START Extract provided

Important changes to NSW defamation law – January 2003
In brief: The Defamation Amendment Act 2002 (NSW), which will commence operation on a date to be proclaimed, effects a number of potentially important changes to the law of defamation in New South Wales. Partner Roy Williams reviews the key points of the legislation.
Coming into effect
The changes contained in the new Act are not retrospective. In general terms, the new provisions will apply only to defamatory material published after the date of commencement of the Act. It is not certain when the Act will be proclaimed; however it is understood that certain discussions are still taking place within the NSW State Government.
Key points
In brief, the changes are as follows:
Corporations cannot sue for defamation
Most corporations may no longer sue for defamation. There is an exception for corporations that employ fewer than 10 persons and that have no subsidiaries. Although corporations have not frequently prosecuted actions for defamation in NSW in recent times, at least as a sole or primary remedy, such actions have certainly not been unheard of. The abolition of the right is an important development.

END Extract provided
START Data supplied

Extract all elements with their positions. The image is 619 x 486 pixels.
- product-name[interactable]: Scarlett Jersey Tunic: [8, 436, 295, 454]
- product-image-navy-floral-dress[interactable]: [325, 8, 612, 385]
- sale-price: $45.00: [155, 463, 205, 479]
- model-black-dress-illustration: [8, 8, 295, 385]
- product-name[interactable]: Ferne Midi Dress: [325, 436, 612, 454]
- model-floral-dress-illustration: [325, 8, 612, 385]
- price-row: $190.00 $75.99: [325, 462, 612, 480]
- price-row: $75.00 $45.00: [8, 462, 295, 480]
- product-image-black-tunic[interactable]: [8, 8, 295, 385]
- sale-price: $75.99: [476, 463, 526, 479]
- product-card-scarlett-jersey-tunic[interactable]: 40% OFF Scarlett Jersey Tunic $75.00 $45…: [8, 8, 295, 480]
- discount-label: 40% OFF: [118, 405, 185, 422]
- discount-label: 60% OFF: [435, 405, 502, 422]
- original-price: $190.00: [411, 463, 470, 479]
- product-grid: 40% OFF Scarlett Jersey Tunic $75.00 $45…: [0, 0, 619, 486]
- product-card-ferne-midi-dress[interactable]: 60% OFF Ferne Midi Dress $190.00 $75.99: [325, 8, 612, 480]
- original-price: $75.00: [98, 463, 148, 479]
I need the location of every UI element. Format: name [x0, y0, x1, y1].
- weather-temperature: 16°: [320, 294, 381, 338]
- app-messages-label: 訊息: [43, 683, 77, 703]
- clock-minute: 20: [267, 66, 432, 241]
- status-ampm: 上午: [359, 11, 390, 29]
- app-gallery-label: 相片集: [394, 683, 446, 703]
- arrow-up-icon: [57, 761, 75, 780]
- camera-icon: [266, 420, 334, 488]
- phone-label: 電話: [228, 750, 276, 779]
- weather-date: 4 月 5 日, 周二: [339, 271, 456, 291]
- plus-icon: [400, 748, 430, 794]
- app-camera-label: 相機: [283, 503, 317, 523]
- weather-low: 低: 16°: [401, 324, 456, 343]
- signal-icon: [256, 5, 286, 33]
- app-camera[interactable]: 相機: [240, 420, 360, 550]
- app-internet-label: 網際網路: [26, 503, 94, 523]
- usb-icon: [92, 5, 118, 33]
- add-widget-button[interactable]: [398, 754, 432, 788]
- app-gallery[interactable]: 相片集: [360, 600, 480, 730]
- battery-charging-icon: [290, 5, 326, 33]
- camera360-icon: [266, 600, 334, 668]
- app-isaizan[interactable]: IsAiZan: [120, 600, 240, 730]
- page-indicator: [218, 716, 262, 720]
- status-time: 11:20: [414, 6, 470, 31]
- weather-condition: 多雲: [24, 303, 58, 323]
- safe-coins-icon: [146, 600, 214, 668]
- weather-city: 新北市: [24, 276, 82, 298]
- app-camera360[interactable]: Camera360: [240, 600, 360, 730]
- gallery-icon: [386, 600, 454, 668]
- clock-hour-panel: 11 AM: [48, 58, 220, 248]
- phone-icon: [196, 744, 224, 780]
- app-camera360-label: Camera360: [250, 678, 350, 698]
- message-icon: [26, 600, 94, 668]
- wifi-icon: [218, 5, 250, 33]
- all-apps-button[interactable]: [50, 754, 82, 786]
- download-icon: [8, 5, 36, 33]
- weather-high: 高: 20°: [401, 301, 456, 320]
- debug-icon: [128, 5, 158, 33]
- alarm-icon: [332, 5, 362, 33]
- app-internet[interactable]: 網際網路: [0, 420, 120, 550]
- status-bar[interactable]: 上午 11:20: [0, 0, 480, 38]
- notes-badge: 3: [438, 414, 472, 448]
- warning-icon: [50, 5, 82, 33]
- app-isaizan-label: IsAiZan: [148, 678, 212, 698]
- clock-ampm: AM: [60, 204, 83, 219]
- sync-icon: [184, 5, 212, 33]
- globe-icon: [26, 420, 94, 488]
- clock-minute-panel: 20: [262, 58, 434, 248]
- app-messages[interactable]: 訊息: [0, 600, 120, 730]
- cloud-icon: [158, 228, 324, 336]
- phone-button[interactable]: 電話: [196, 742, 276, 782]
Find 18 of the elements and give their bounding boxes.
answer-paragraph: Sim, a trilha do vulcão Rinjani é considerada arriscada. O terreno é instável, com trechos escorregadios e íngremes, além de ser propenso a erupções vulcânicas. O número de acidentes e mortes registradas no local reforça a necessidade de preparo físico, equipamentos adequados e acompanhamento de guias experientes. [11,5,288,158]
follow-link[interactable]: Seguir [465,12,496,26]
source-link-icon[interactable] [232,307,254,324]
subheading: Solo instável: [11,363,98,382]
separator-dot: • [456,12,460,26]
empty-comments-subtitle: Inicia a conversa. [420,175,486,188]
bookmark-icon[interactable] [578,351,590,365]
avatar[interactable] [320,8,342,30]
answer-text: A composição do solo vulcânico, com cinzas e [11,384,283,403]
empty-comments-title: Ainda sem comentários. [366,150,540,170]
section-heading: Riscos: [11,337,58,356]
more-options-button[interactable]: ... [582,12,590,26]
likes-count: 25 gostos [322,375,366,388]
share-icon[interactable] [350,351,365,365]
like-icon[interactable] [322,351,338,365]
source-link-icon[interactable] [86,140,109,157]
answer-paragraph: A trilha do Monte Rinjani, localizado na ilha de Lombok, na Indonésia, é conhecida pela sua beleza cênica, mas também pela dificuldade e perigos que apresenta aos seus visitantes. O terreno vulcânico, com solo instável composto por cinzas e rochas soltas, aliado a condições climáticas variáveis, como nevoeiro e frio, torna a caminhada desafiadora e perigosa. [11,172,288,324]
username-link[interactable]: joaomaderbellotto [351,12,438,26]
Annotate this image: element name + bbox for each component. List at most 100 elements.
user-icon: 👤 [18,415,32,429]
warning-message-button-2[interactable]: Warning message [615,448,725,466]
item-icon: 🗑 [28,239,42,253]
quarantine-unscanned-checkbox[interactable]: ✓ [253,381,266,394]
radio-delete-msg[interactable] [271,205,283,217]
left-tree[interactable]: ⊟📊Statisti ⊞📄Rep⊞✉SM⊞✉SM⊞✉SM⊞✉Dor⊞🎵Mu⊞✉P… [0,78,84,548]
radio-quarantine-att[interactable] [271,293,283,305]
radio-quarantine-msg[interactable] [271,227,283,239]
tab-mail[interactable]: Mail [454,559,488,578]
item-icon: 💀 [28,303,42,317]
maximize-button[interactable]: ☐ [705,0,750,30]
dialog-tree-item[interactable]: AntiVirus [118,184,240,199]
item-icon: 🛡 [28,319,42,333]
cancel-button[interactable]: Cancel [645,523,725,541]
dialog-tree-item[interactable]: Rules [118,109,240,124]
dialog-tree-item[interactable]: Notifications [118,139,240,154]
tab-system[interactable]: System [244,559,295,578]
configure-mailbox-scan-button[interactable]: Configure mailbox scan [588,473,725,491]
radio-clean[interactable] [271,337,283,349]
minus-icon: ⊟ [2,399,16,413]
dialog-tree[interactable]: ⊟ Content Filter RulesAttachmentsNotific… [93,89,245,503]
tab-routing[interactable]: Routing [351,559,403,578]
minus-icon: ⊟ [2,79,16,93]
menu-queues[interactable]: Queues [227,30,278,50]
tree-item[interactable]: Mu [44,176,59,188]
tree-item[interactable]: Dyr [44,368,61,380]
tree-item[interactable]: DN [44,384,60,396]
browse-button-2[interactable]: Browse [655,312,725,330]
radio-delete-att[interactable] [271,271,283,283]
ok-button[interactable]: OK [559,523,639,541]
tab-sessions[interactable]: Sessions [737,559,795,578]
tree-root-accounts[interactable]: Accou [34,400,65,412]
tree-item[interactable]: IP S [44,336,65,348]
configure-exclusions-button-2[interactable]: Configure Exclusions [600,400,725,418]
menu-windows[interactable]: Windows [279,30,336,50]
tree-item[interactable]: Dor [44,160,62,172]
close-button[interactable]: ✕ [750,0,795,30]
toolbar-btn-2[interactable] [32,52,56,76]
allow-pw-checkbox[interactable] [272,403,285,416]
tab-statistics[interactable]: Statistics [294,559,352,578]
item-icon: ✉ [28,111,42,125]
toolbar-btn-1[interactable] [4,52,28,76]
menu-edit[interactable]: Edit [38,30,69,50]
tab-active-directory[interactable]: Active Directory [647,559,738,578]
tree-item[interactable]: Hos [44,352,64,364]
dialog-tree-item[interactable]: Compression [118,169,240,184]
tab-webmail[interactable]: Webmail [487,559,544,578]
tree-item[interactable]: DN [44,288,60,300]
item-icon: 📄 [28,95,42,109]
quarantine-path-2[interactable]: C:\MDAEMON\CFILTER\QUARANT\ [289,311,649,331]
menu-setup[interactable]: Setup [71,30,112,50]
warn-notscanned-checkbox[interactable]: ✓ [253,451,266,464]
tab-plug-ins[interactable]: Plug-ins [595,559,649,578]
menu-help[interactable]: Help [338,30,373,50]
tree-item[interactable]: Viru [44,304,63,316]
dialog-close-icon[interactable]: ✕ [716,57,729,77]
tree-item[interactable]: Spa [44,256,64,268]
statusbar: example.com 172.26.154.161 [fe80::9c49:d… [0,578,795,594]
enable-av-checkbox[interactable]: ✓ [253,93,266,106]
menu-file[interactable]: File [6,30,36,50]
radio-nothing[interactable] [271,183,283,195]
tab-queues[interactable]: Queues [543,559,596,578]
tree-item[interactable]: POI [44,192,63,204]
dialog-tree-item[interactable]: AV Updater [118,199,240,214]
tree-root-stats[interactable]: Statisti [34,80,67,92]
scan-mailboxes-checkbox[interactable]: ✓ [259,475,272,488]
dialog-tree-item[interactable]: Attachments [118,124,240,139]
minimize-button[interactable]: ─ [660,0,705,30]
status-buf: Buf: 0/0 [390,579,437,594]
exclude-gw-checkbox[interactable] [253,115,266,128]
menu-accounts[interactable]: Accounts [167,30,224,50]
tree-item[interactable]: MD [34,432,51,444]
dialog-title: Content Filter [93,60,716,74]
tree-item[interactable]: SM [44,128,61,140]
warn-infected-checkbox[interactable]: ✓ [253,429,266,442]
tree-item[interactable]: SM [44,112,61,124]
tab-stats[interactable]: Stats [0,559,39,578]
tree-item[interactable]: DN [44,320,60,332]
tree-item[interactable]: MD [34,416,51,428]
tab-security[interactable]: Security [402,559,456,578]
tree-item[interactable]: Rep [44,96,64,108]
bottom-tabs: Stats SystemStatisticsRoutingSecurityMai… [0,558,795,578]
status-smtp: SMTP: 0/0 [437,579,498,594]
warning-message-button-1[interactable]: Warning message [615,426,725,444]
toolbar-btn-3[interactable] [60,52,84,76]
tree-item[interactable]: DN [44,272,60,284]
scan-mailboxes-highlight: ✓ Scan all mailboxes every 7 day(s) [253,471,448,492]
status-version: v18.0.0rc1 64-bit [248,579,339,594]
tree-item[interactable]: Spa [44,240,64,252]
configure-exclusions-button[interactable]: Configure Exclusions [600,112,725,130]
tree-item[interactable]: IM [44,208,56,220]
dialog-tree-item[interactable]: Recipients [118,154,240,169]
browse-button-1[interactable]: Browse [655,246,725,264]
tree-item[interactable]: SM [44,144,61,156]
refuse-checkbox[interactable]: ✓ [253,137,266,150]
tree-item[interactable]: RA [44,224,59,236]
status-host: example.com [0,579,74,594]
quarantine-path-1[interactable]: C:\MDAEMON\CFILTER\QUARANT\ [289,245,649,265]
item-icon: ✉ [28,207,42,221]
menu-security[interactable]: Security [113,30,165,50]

END Data supplied

* Exercise 1
According to the defamation law update, which corporations may still sue for defamation?
* Exercise 2
Condense the paragraph in the defamation law update that begins "The changes contained in the new Act" into a short bulleted list that keeps its main facts.

* Response 1
Corporations that employ fewer than 10 persons and have no subsidiaries may still sue.

* Response 2
- The changes in the new Act are not retrospective.
- In general, the new provisions apply only to defamatory material published after the Act commences.
- When the Act will be proclaimed is not certain.
- Certain discussions are understood to be still taking place within the NSW State Government.